Collection entries:

================

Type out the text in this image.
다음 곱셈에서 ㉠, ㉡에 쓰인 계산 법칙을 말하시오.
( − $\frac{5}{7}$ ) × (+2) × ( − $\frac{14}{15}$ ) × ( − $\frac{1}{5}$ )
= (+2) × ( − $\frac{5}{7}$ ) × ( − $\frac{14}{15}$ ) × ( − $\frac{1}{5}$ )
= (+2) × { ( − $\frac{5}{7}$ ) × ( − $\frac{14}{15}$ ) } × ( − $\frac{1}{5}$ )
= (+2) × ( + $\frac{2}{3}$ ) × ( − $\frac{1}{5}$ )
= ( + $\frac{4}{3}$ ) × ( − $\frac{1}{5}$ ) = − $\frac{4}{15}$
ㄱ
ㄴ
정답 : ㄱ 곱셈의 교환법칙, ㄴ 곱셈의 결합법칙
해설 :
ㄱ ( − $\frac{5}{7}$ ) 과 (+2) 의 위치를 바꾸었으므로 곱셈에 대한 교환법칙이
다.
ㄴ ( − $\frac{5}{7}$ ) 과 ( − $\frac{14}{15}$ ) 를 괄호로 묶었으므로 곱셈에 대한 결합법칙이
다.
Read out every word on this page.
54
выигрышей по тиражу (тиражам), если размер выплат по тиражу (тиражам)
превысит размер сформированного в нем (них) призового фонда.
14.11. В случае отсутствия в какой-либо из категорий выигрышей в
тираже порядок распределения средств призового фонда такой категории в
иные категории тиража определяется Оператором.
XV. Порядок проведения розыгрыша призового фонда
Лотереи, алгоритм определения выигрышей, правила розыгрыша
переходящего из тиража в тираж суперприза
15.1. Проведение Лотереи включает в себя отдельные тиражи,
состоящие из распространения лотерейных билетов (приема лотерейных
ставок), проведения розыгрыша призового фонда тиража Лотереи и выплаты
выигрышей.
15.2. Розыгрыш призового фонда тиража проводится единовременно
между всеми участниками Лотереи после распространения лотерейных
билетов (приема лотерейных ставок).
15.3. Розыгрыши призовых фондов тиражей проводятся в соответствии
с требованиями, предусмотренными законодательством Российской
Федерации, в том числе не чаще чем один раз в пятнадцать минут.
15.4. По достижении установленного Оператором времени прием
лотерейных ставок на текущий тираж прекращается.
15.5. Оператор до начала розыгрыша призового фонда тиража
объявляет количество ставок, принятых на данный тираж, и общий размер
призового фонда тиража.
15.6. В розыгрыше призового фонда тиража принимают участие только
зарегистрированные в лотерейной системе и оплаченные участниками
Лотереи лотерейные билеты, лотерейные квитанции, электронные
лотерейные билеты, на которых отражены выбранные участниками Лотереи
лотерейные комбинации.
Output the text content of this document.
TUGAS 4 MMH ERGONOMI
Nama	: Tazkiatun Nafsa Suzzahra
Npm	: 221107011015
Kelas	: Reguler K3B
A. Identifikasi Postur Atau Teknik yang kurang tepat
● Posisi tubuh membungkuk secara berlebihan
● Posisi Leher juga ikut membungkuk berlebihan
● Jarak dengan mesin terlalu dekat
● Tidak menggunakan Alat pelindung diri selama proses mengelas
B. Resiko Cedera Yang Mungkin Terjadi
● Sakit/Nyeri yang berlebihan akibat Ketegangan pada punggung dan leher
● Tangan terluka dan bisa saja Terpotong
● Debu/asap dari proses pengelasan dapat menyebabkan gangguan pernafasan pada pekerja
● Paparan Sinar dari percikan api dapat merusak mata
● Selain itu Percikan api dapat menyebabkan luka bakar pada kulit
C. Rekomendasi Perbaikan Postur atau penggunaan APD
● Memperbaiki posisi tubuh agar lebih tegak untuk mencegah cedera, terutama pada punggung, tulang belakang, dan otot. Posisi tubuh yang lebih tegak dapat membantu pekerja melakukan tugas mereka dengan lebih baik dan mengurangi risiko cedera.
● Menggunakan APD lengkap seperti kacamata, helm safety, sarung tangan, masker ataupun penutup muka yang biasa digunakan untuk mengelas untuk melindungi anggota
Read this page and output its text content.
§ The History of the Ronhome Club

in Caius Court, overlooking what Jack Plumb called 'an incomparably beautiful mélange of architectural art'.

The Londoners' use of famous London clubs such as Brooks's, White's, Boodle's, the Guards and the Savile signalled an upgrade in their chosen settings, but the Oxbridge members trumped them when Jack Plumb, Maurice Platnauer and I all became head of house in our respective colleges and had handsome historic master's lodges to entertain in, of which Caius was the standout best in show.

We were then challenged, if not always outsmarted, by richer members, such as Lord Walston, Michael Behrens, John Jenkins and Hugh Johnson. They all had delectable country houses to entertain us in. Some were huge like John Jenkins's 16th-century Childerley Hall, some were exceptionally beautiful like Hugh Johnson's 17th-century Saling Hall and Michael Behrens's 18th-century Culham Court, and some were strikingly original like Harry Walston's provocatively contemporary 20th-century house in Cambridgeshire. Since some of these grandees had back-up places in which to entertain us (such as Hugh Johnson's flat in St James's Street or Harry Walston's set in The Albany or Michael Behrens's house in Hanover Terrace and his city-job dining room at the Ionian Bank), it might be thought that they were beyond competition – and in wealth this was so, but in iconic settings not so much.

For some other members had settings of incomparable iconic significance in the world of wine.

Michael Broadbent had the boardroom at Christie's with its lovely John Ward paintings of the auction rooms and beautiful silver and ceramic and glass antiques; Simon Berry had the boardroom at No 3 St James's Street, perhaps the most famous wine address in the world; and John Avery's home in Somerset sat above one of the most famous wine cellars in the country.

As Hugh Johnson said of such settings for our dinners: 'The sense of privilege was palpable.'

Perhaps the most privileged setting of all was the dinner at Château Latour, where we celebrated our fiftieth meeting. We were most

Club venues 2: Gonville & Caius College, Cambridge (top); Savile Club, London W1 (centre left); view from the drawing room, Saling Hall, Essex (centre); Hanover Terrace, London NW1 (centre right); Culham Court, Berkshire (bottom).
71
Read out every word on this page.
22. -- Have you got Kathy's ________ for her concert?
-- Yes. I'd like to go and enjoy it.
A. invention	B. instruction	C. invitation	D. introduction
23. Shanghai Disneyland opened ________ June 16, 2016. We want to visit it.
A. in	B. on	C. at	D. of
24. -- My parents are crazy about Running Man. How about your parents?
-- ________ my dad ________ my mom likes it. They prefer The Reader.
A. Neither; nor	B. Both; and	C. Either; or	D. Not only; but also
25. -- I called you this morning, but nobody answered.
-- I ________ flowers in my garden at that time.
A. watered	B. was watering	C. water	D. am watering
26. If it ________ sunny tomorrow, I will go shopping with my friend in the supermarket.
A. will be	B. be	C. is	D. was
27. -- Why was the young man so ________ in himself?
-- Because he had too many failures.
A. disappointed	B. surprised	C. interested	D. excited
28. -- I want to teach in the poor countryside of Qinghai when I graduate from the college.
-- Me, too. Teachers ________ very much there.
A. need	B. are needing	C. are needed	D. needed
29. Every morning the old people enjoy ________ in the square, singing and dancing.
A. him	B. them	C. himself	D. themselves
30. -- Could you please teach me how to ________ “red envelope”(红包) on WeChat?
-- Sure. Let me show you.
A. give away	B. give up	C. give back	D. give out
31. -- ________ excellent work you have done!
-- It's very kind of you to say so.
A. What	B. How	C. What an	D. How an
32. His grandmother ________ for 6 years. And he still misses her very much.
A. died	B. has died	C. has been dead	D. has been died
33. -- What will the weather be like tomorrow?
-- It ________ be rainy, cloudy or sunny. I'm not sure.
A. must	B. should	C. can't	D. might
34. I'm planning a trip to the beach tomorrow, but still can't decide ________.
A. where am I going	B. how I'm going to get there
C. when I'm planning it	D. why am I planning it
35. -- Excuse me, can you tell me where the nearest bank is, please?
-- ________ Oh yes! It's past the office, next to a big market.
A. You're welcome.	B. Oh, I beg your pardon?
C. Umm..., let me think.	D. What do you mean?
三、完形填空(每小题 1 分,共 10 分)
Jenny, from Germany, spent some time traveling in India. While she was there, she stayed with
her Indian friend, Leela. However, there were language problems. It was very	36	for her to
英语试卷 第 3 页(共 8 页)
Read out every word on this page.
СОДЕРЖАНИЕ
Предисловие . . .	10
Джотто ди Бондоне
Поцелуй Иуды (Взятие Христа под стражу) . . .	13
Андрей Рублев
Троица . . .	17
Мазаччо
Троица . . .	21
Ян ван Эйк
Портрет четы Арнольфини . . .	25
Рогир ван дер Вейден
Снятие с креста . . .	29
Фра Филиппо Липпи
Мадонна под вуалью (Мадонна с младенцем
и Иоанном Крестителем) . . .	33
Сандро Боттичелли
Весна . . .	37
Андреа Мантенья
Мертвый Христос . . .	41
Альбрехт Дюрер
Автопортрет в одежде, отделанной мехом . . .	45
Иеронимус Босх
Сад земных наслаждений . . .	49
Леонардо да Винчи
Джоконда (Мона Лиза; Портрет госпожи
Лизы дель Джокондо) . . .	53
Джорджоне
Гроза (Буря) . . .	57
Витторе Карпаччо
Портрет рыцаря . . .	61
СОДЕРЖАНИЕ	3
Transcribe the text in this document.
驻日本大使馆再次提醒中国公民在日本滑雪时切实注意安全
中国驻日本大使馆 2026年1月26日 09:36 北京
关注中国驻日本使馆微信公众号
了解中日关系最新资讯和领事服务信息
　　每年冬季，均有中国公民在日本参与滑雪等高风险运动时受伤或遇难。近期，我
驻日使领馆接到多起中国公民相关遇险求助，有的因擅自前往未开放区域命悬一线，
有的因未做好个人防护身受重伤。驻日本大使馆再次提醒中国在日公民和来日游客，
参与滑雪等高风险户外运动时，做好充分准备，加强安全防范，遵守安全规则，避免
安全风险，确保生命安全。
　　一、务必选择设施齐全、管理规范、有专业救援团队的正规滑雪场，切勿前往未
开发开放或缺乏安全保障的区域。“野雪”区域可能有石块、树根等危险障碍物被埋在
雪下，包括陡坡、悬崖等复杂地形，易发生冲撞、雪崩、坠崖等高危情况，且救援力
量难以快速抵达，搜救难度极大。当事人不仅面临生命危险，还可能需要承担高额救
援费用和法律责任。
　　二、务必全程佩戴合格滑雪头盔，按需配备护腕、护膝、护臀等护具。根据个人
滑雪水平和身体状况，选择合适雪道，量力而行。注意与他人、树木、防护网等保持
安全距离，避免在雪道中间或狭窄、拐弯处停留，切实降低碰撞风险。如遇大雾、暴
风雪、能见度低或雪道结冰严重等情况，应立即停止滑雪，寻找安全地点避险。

================

■ **Exercise instructions**
How many lines in the records hold the string "фонда"? Reply with the number alone.

■ **Exercise response**
8